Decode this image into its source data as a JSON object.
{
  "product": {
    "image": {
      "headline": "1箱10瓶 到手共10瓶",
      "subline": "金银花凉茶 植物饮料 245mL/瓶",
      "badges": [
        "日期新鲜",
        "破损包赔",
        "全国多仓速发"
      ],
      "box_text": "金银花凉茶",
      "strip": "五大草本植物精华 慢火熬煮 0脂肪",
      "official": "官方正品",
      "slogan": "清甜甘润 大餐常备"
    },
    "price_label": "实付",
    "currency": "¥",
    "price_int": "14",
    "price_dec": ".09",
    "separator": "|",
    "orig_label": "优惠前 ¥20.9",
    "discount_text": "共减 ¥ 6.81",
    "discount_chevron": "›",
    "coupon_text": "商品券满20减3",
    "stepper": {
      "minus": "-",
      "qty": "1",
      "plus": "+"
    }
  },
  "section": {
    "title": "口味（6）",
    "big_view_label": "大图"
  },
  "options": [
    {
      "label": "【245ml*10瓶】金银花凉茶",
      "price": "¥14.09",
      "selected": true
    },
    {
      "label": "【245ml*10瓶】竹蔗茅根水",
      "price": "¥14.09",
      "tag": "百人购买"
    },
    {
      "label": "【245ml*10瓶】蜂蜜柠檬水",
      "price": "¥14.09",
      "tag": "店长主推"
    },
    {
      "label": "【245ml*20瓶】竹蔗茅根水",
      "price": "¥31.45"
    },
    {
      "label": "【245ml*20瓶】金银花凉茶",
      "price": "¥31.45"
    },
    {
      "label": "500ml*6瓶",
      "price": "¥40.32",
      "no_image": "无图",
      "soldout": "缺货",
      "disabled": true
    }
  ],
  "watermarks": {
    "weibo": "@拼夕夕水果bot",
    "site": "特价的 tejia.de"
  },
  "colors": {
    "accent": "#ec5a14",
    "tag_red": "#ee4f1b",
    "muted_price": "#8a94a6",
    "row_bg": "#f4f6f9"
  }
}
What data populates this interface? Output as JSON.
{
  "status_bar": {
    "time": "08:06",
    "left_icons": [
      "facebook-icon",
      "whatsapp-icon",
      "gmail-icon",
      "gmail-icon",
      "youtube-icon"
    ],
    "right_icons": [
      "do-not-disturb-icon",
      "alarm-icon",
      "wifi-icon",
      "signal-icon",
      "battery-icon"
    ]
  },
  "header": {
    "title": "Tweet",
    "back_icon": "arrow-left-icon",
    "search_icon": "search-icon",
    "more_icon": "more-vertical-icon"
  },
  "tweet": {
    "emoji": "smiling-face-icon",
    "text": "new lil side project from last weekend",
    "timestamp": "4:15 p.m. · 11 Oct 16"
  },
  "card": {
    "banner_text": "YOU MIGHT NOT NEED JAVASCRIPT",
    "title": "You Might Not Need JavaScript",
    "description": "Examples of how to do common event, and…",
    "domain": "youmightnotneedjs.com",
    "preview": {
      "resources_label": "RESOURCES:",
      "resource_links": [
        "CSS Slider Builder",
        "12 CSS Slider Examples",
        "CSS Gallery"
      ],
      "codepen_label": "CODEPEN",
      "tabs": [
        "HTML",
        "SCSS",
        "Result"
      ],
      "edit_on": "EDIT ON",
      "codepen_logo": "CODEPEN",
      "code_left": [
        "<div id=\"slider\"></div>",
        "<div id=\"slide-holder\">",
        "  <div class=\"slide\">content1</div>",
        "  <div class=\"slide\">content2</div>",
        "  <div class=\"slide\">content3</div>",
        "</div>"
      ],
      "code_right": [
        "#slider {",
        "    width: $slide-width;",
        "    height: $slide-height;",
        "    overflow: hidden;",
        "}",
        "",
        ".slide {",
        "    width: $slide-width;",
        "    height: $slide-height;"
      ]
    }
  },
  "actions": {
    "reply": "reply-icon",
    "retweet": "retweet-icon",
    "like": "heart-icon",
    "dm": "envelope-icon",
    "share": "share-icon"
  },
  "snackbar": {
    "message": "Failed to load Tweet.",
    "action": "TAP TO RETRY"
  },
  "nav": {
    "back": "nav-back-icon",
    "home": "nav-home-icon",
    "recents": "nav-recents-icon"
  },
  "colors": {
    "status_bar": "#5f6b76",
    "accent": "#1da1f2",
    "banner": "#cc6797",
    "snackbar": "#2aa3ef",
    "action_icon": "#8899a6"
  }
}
____________________
### What you will do
Output the full listing exactly as it stands.

### Answer to this task
Decode this image into its source data as a JSON object.
{
  "product": {
    "image": {
      "headline": "1箱10瓶 到手共10瓶",
      "subline": "金银花凉茶 植物饮料 245mL/瓶",
      "badges": [
        "日期新鲜",
        "破损包赔",
        "全国多仓速发"
      ],
      "box_text": "金银花凉茶",
      "strip": "五大草本植物精华 慢火熬煮 0脂肪",
      "official": "官方正品",
      "slogan": "清甜甘润 大餐常备"
    },
    "price_label": "实付",
    "currency": "¥",
    "price_int": "14",
    "price_dec": ".09",
    "separator": "|",
    "orig_label": "优惠前 ¥20.9",
    "discount_text": "共减 ¥ 6.81",
    "discount_chevron": "›",
    "coupon_text": "商品券满20减3",
    "stepper": {
      "minus": "-",
      "qty": "1",
      "plus": "+"
    }
  },
  "section": {
    "title": "口味（6）",
    "big_view_label": "大图"
  },
  "options": [
    {
      "label": "【245ml*10瓶】金银花凉茶",
      "price": "¥14.09",
      "selected": true
    },
    {
      "label": "【245ml*10瓶】竹蔗茅根水",
      "price": "¥14.09",
      "tag": "百人购买"
    },
    {
      "label": "【245ml*10瓶】蜂蜜柠檬水",
      "price": "¥14.09",
      "tag": "店长主推"
    },
    {
      "label": "【245ml*20瓶】竹蔗茅根水",
      "price": "¥31.45"
    },
    {
      "label": "【245ml*20瓶】金银花凉茶",
      "price": "¥31.45"
    },
    {
      "label": "500ml*6瓶",
      "price": "¥40.32",
      "no_image": "无图",
      "soldout": "缺货",
      "disabled": true
    }
  ],
  "watermarks": {
    "weibo": "@拼夕夕水果bot",
    "site": "特价的 tejia.de"
  },
  "colors": {
    "accent": "#ec5a14",
    "tag_red": "#ee4f1b",
    "muted_price": "#8a94a6",
    "row_bg": "#f4f6f9"
  }
}
What data populates this interface? Output as JSON.
{
  "status_bar": {
    "time": "08:06",
    "left_icons": [
      "facebook-icon",
      "whatsapp-icon",
      "gmail-icon",
      "gmail-icon",
      "youtube-icon"
    ],
    "right_icons": [
      "do-not-disturb-icon",
      "alarm-icon",
      "wifi-icon",
      "signal-icon",
      "battery-icon"
    ]
  },
  "header": {
    "title": "Tweet",
    "back_icon": "arrow-left-icon",
    "search_icon": "search-icon",
    "more_icon": "more-vertical-icon"
  },
  "tweet": {
    "emoji": "smiling-face-icon",
    "text": "new lil side project from last weekend",
    "timestamp": "4:15 p.m. · 11 Oct 16"
  },
  "card": {
    "banner_text": "YOU MIGHT NOT NEED JAVASCRIPT",
    "title": "You Might Not Need JavaScript",
    "description": "Examples of how to do common event, and…",
    "domain": "youmightnotneedjs.com",
    "preview": {
      "resources_label": "RESOURCES:",
      "resource_links": [
        "CSS Slider Builder",
        "12 CSS Slider Examples",
        "CSS Gallery"
      ],
      "codepen_label": "CODEPEN",
      "tabs": [
        "HTML",
        "SCSS",
        "Result"
      ],
      "edit_on": "EDIT ON",
      "codepen_logo": "CODEPEN",
      "code_left": [
        "<div id=\"slider\"></div>",
        "<div id=\"slide-holder\">",
        "  <div class=\"slide\">content1</div>",
        "  <div class=\"slide\">content2</div>",
        "  <div class=\"slide\">content3</div>",
        "</div>"
      ],
      "code_right": [
        "#slider {",
        "    width: $slide-width;",
        "    height: $slide-height;",
        "    overflow: hidden;",
        "}",
        "",
        ".slide {",
        "    width: $slide-width;",
        "    height: $slide-height;"
      ]
    }
  },
  "actions": {
    "reply": "reply-icon",
    "retweet": "retweet-icon",
    "like": "heart-icon",
    "dm": "envelope-icon",
    "share": "share-icon"
  },
  "snackbar": {
    "message": "Failed to load Tweet.",
    "action": "TAP TO RETRY"
  },
  "nav": {
    "back": "nav-back-icon",
    "home": "nav-home-icon",
    "recents": "nav-recents-icon"
  },
  "colors": {
    "status_bar": "#5f6b76",
    "accent": "#1da1f2",
    "banner": "#cc6797",
    "snackbar": "#2aa3ef",
    "action_icon": "#8899a6"
  }
}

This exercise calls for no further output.